Please find all lines in the data that hold the string "xlabel" and copy them.

******

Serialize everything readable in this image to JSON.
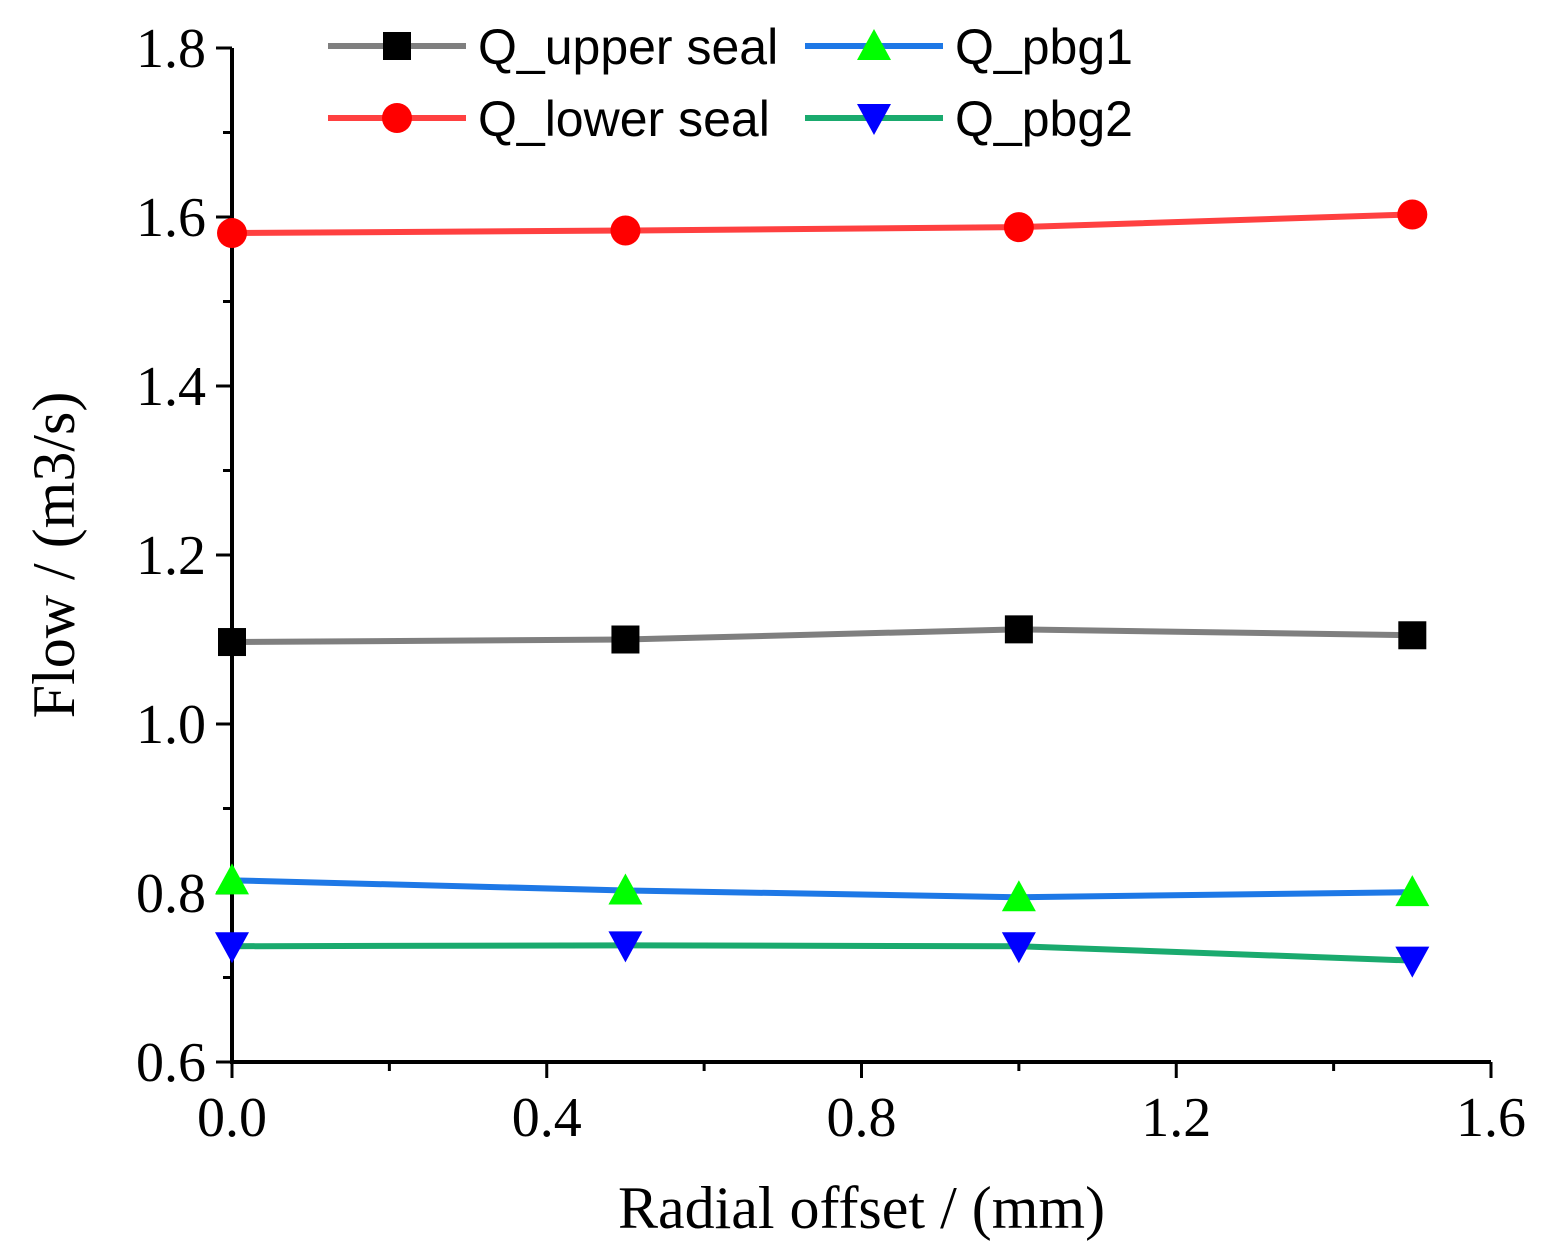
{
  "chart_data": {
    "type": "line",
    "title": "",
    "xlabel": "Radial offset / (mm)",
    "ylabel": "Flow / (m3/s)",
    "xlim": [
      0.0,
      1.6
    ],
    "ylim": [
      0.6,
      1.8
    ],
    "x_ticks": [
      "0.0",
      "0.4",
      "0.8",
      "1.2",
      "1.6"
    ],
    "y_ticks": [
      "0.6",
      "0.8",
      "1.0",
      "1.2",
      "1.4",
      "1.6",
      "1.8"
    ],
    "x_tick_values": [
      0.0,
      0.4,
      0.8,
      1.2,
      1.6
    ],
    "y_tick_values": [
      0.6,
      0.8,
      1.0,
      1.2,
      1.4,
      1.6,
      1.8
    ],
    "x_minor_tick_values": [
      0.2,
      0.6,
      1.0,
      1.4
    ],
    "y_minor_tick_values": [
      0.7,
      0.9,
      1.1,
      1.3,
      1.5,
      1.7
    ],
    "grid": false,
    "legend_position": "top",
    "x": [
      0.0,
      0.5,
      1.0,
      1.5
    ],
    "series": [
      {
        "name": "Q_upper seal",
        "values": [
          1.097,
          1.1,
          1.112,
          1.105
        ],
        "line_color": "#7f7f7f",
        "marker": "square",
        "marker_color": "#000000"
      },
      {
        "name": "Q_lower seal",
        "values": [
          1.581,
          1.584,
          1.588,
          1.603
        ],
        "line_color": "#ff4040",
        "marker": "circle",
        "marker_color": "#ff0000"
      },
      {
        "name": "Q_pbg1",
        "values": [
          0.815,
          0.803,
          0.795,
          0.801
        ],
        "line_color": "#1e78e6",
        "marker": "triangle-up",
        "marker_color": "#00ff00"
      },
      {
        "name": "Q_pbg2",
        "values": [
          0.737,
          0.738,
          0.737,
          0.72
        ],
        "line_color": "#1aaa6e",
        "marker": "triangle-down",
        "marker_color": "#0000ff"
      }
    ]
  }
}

******

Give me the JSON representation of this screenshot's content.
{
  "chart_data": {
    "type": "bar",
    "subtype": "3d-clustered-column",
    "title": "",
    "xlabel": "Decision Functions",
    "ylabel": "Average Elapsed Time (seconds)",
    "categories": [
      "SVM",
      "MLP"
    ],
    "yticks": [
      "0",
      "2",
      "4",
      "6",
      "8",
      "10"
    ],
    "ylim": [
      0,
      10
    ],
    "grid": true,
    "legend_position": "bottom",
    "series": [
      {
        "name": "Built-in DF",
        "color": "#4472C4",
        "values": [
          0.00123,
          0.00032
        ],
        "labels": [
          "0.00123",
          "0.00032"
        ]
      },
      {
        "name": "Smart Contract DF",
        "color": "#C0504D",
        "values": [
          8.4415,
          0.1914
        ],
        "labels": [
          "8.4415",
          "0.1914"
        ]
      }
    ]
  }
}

******

## [Written reply]
    "xlabel": "Radial offset / (mm)",
    "xlabel": "Decision Functions",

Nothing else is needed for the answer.